-- START GIVEN RECORDS --

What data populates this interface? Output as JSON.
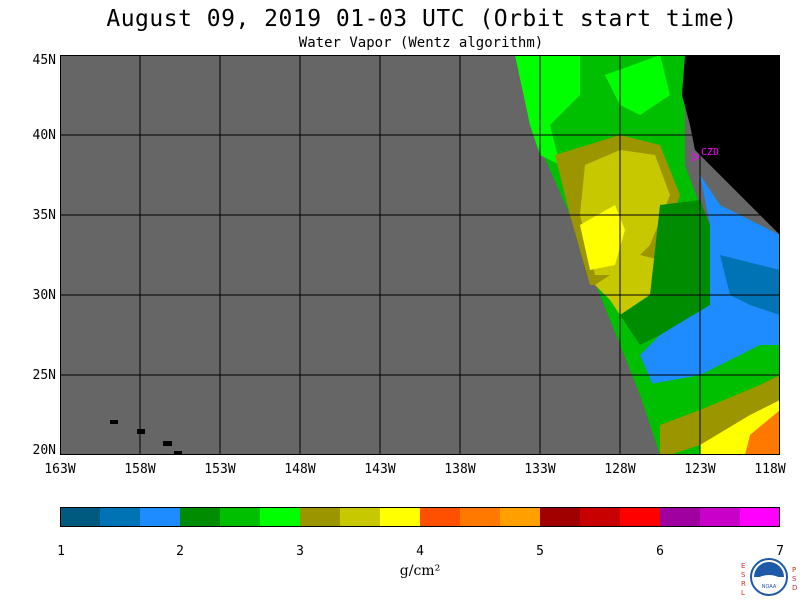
{
  "header": {
    "title": "August 09, 2019  01-03 UTC  (Orbit start time)",
    "subtitle": "Water Vapor (Wentz algorithm)"
  },
  "map": {
    "lat_labels": [
      "45N",
      "40N",
      "35N",
      "30N",
      "25N",
      "20N"
    ],
    "lon_labels": [
      "163W",
      "158W",
      "153W",
      "148W",
      "143W",
      "138W",
      "133W",
      "128W",
      "123W",
      "118W"
    ],
    "marker_label": "CZD",
    "colors": {
      "no_data": "#666666",
      "land": "#000000",
      "grid": "#000000",
      "marker": "#ff00ff"
    }
  },
  "colorbar": {
    "tick_labels": [
      "1",
      "2",
      "3",
      "4",
      "5",
      "6",
      "7"
    ],
    "units": "g/cm²",
    "colors": [
      "#005a7f",
      "#0073b5",
      "#1e8cff",
      "#008c00",
      "#00be00",
      "#00ff00",
      "#9b9600",
      "#c8c800",
      "#ffff00",
      "#ff5000",
      "#ff7800",
      "#ffa000",
      "#a00000",
      "#c80000",
      "#ff0000",
      "#a000a0",
      "#c800c8",
      "#ff00ff"
    ]
  },
  "logo": {
    "left_letters": [
      "E",
      "S",
      "R",
      "L"
    ],
    "right_letters": [
      "P",
      "S",
      "D"
    ],
    "center_text": "NOAA"
  }
}
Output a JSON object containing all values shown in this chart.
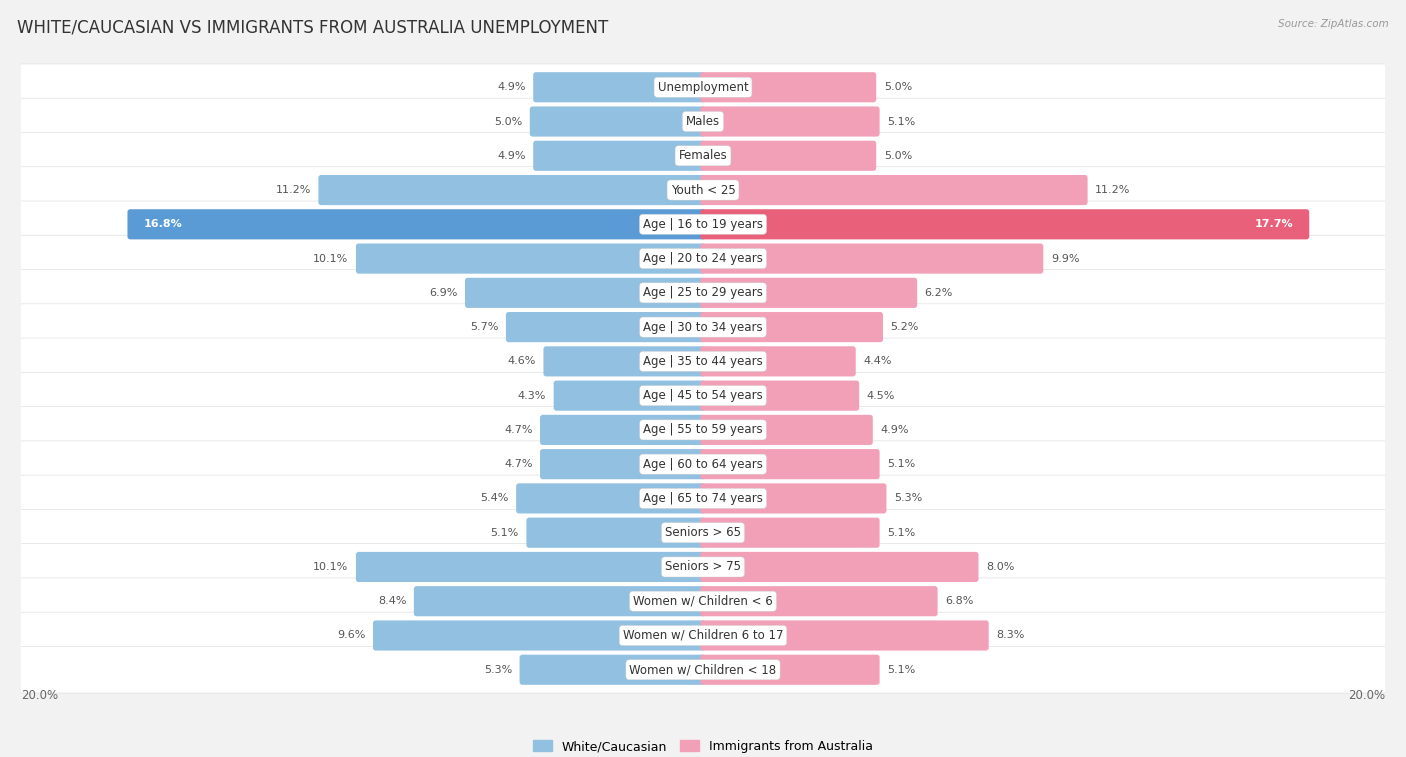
{
  "title": "WHITE/CAUCASIAN VS IMMIGRANTS FROM AUSTRALIA UNEMPLOYMENT",
  "source": "Source: ZipAtlas.com",
  "categories": [
    "Unemployment",
    "Males",
    "Females",
    "Youth < 25",
    "Age | 16 to 19 years",
    "Age | 20 to 24 years",
    "Age | 25 to 29 years",
    "Age | 30 to 34 years",
    "Age | 35 to 44 years",
    "Age | 45 to 54 years",
    "Age | 55 to 59 years",
    "Age | 60 to 64 years",
    "Age | 65 to 74 years",
    "Seniors > 65",
    "Seniors > 75",
    "Women w/ Children < 6",
    "Women w/ Children 6 to 17",
    "Women w/ Children < 18"
  ],
  "white_values": [
    4.9,
    5.0,
    4.9,
    11.2,
    16.8,
    10.1,
    6.9,
    5.7,
    4.6,
    4.3,
    4.7,
    4.7,
    5.4,
    5.1,
    10.1,
    8.4,
    9.6,
    5.3
  ],
  "immigrant_values": [
    5.0,
    5.1,
    5.0,
    11.2,
    17.7,
    9.9,
    6.2,
    5.2,
    4.4,
    4.5,
    4.9,
    5.1,
    5.3,
    5.1,
    8.0,
    6.8,
    8.3,
    5.1
  ],
  "white_color": "#92C0E0",
  "immigrant_color": "#F2A0B8",
  "white_highlight_color": "#5B9BD5",
  "immigrant_highlight_color": "#E8607A",
  "axis_limit": 20.0,
  "background_color": "#f2f2f2",
  "row_bg_color": "#ffffff",
  "row_separator_color": "#e0e0e0",
  "title_fontsize": 12,
  "label_fontsize": 8.5,
  "value_fontsize": 8,
  "legend_label_white": "White/Caucasian",
  "legend_label_immigrant": "Immigrants from Australia",
  "bar_height": 0.72
}
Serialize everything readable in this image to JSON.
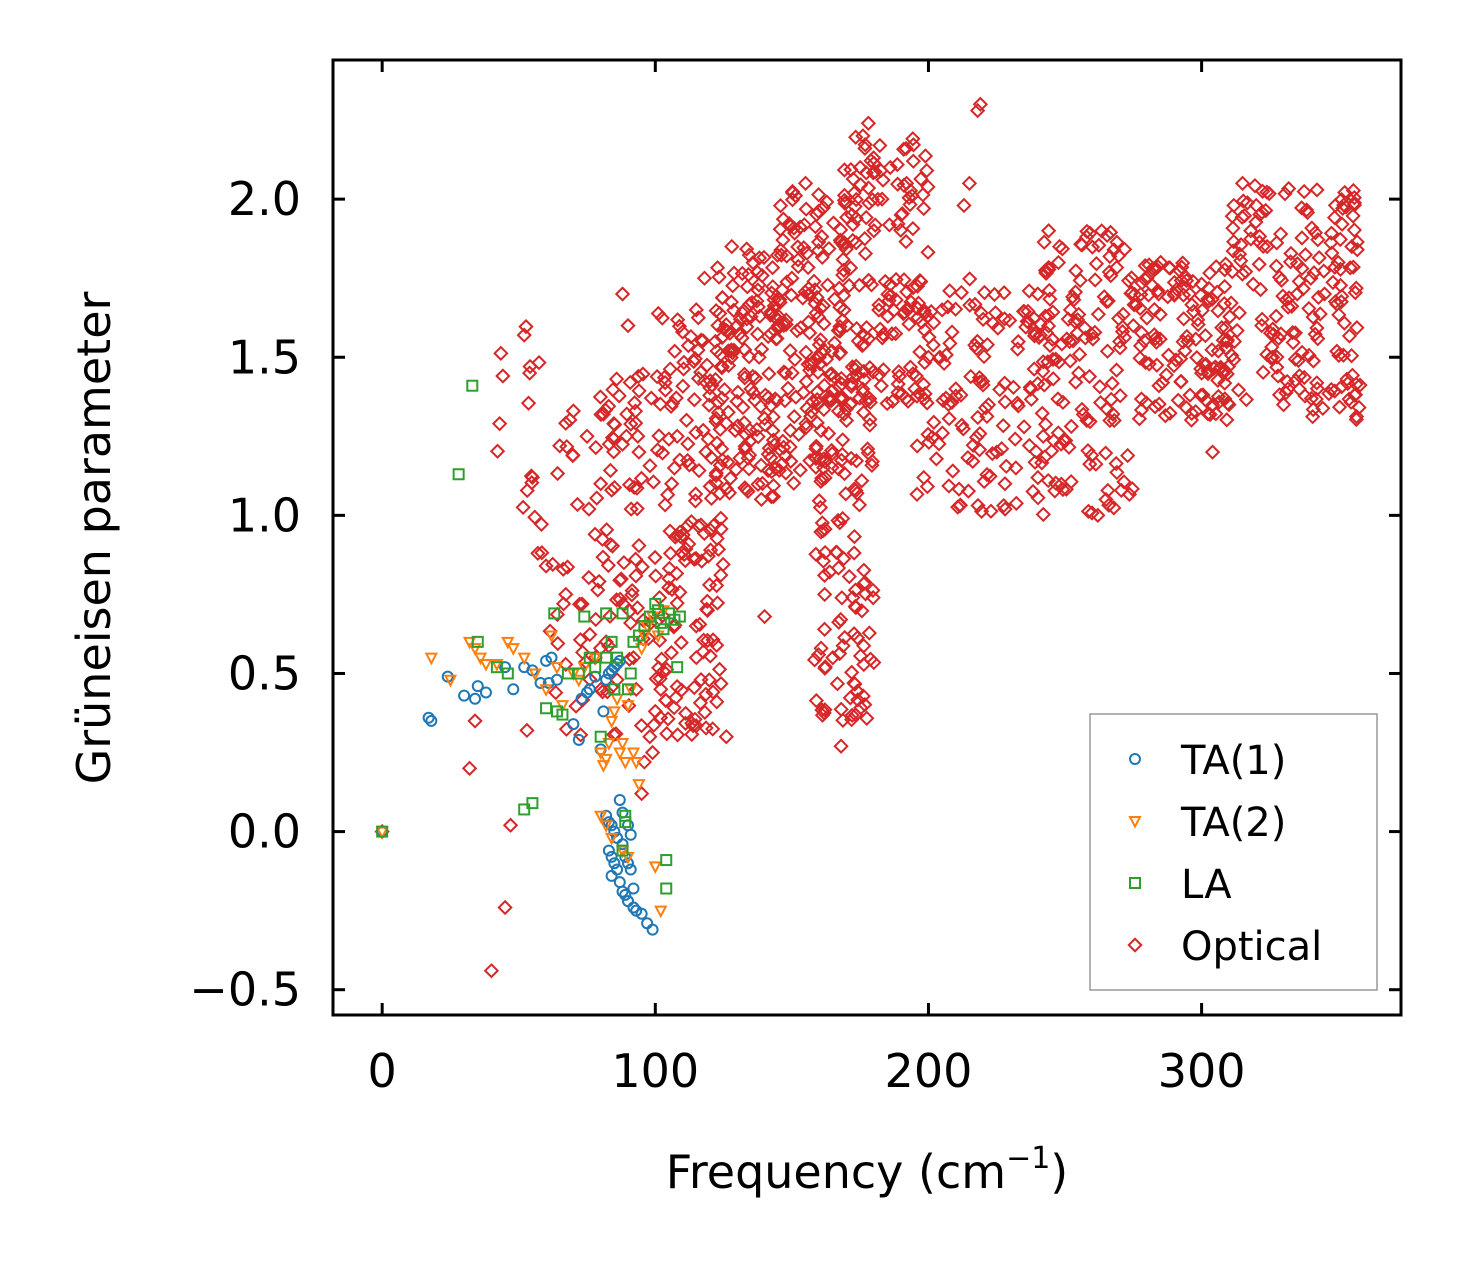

-- END GIVEN RECORDS --

■ **PROBLEM**
From start to finish, output the listing exactly, but omit its pictures.

■ **PROBLEM SOLUTION**
What data populates this interface? Output as JSON.
{
  "header": {
    "title": "August 09, 2019  01-03 UTC  (Orbit start time)",
    "subtitle": "Water Vapor (Wentz algorithm)"
  },
  "map": {
    "lat_labels": [
      "45N",
      "40N",
      "35N",
      "30N",
      "25N",
      "20N"
    ],
    "lon_labels": [
      "163W",
      "158W",
      "153W",
      "148W",
      "143W",
      "138W",
      "133W",
      "128W",
      "123W",
      "118W"
    ],
    "marker_label": "CZD",
    "colors": {
      "no_data": "#666666",
      "land": "#000000",
      "grid": "#000000",
      "marker": "#ff00ff"
    }
  },
  "colorbar": {
    "tick_labels": [
      "1",
      "2",
      "3",
      "4",
      "5",
      "6",
      "7"
    ],
    "units": "g/cm²",
    "colors": [
      "#005a7f",
      "#0073b5",
      "#1e8cff",
      "#008c00",
      "#00be00",
      "#00ff00",
      "#9b9600",
      "#c8c800",
      "#ffff00",
      "#ff5000",
      "#ff7800",
      "#ffa000",
      "#a00000",
      "#c80000",
      "#ff0000",
      "#a000a0",
      "#c800c8",
      "#ff00ff"
    ]
  },
  "logo": {
    "left_letters": [
      "E",
      "S",
      "R",
      "L"
    ],
    "right_letters": [
      "P",
      "S",
      "D"
    ],
    "center_text": "NOAA"
  }
}
Output a JSON object containing all values shown in this chart.
{
  "title": "WHITE/CAUCASIAN VS IMMIGRANTS FROM AUSTRALIA UNEMPLOYMENT",
  "source": "Source: ZipAtlas.com",
  "categories": [
    "Unemployment",
    "Males",
    "Females",
    "Youth < 25",
    "Age | 16 to 19 years",
    "Age | 20 to 24 years",
    "Age | 25 to 29 years",
    "Age | 30 to 34 years",
    "Age | 35 to 44 years",
    "Age | 45 to 54 years",
    "Age | 55 to 59 years",
    "Age | 60 to 64 years",
    "Age | 65 to 74 years",
    "Seniors > 65",
    "Seniors > 75",
    "Women w/ Children < 6",
    "Women w/ Children 6 to 17",
    "Women w/ Children < 18"
  ],
  "white_values": [
    4.9,
    5.0,
    4.9,
    11.2,
    16.8,
    10.1,
    6.9,
    5.7,
    4.6,
    4.3,
    4.7,
    4.7,
    5.4,
    5.1,
    10.1,
    8.4,
    9.6,
    5.3
  ],
  "immigrant_values": [
    5.0,
    5.1,
    5.0,
    11.2,
    17.7,
    9.9,
    6.2,
    5.2,
    4.4,
    4.5,
    4.9,
    5.1,
    5.3,
    5.1,
    8.0,
    6.8,
    8.3,
    5.1
  ],
  "white_color": "#92C0E0",
  "immigrant_color": "#F2A0B8",
  "white_highlight_color": "#5B9BD5",
  "immigrant_highlight_color": "#E8607A",
  "axis_limit": 20.0,
  "background_color": "#f2f2f2",
  "row_bg_color": "#ffffff",
  "row_separator_color": "#e0e0e0",
  "title_fontsize": 12,
  "label_fontsize": 8.5,
  "value_fontsize": 8,
  "legend_label_white": "White/Caucasian",
  "legend_label_immigrant": "Immigrants from Australia",
  "bar_height": 0.72
}
Serialize everything readable in this image to JSON.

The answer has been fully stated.